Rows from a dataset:

####

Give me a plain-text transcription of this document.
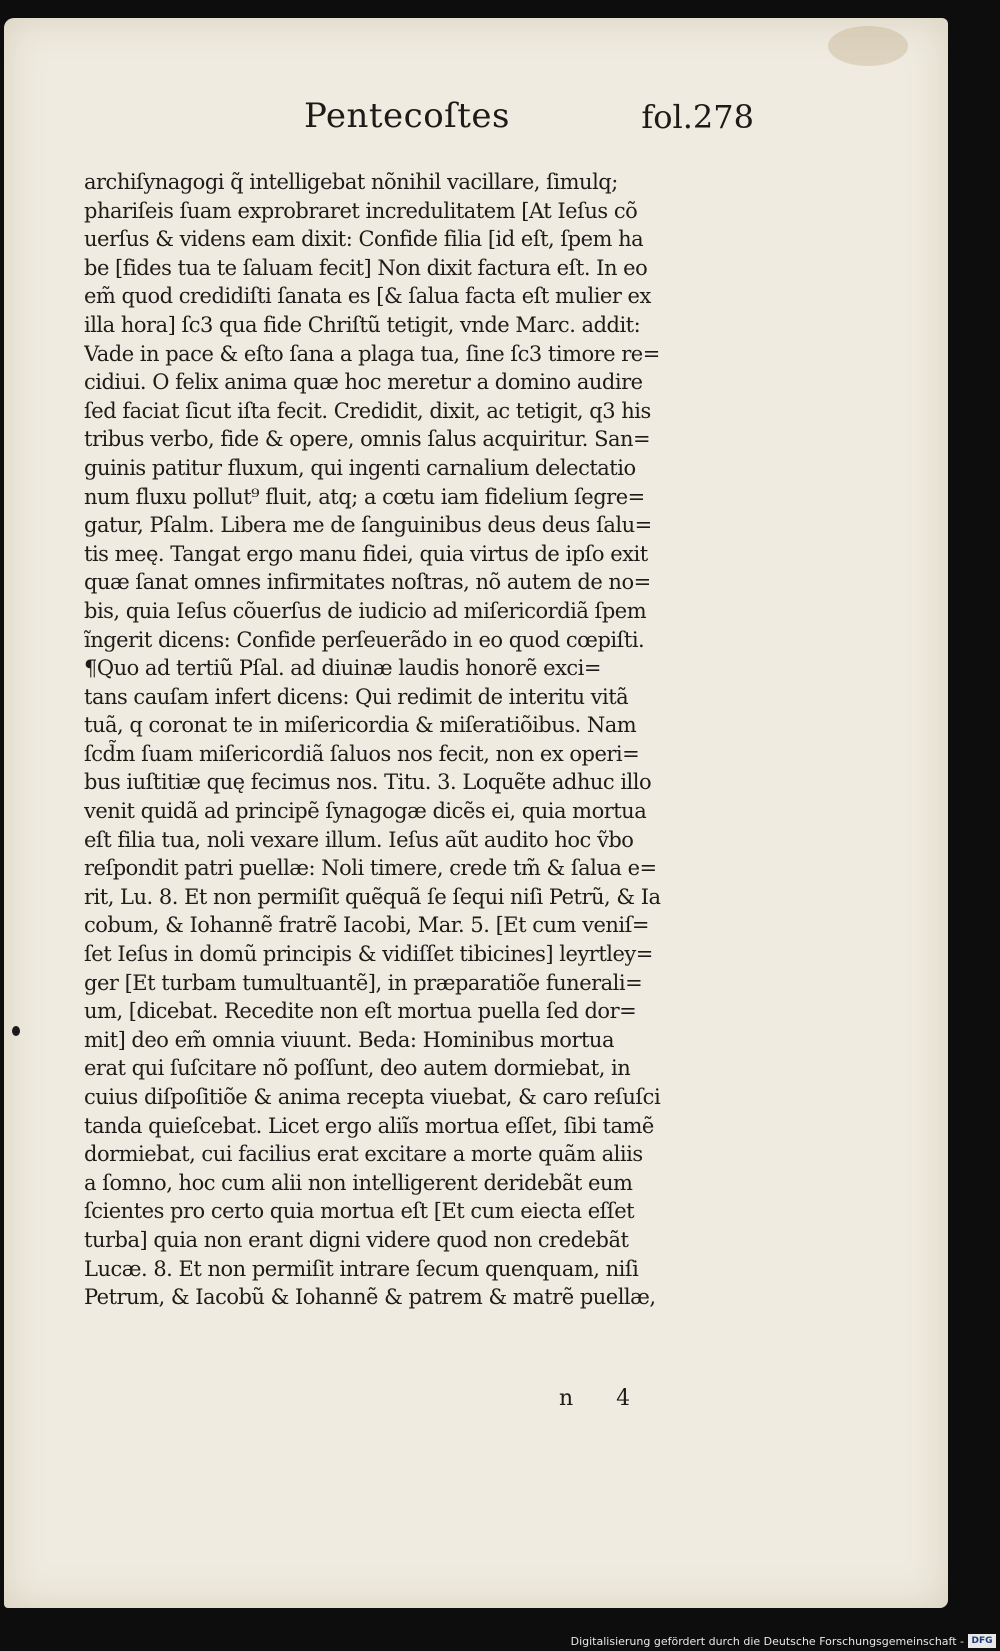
Pentecoſtes	fol.278
archiſynagogi q̃ intelligebat nõnihil vacillare, ſimulq;
phariſeis ſuam exprobraret incredulitatem [At Ieſus cõ
uerſus & videns eam dixit: Confide filia [id eſt, ſpem ha
be [fides tua te ſaluam fecit] Non dixit factura eſt. In eo
em̃ quod credidiſti ſanata es [& ſalua facta eſt mulier ex
illa hora] ſc3 qua fide Chriſtũ tetigit, vnde Marc. addit:
Vade in pace & eſto ſana a plaga tua, ſine ſc3 timore re=
cidiui. O felix anima quæ hoc meretur a domino audire
ſed faciat ſicut iſta fecit. Credidit, dixit, ac tetigit, q3 his
tribus verbo, fide & opere, omnis ſalus acquiritur. San=
guinis patitur fluxum, qui ingenti carnalium delectatio
num fluxu pollut⁹ fluit, atq; a cœtu iam fidelium ſegre=
gatur, Pſalm. Libera me de ſanguinibus deus deus ſalu=
tis meę. Tangat ergo manu fidei, quia virtus de ipſo exit
quæ ſanat omnes infirmitates noſtras, nõ autem de no=
bis, quia Ieſus cõuerſus de iudicio ad miſericordiã ſpem
ĩngerit dicens: Confide perſeuerãdo in eo quod cœpiſti.
¶Quo ad tertiũ Pſal. ad diuinæ laudis honorẽ exci=
tans cauſam infert dicens: Qui redimit de interitu vitã
tuã, q coronat te in miſericordia & miſeratiõibus. Nam
ſcd̃m ſuam miſericordiã ſaluos nos fecit, non ex operi=
bus iuſtitiæ quę fecimus nos. Titu. 3. Loquẽte adhuc illo
venit quidã ad principẽ ſynagogæ dicẽs ei, quia mortua
eſt filia tua, noli vexare illum. Ieſus aũt audito hoc ṽbo
reſpondit patri puellæ: Noli timere, crede tm̃ & ſalua e=
rit, Lu. 8. Et non permiſit quẽquã ſe ſequi niſi Petrũ, & Ia
cobum, & Iohannẽ fratrẽ Iacobi, Mar. 5. [Et cum veniſ=
ſet Ieſus in domũ principis & vidiſſet tibicines] leyrtley=
ger [Et turbam tumultuantẽ], in præparatiõe funerali=
um, [dicebat. Recedite non eſt mortua puella ſed dor=
mit] deo em̃ omnia viuunt. Beda: Hominibus mortua
erat qui ſuſcitare nõ poſſunt, deo autem dormiebat, in
cuius diſpoſitiõe & anima recepta viuebat, & caro reſuſci
tanda quieſcebat. Licet ergo aliĩs mortua eſſet, ſibi tamẽ
dormiebat, cui facilius erat excitare a morte quãm aliis
a ſomno, hoc cum alii non intelligerent deridebãt eum
ſcientes pro certo quia mortua eſt [Et cum eiecta eſſet
turba] quia non erant digni videre quod non credebãt
Lucæ. 8. Et non permiſit intrare ſecum quenquam, niſi
Petrum, & Iacobũ & Iohannẽ & patrem & matrẽ puellæ,
n 4
Digitalisierung gefördert durch die Deutsche Forschungsgemeinschaft - DFG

####

- Requirement:
Collect the complete line wherever the string "ergo" appears in the records.

- Problem solution:
tis meę. Tangat ergo manu fidei, quia virtus de ipſo exit
tanda quieſcebat. Licet ergo aliĩs mortua eſſet, ſibi tamẽ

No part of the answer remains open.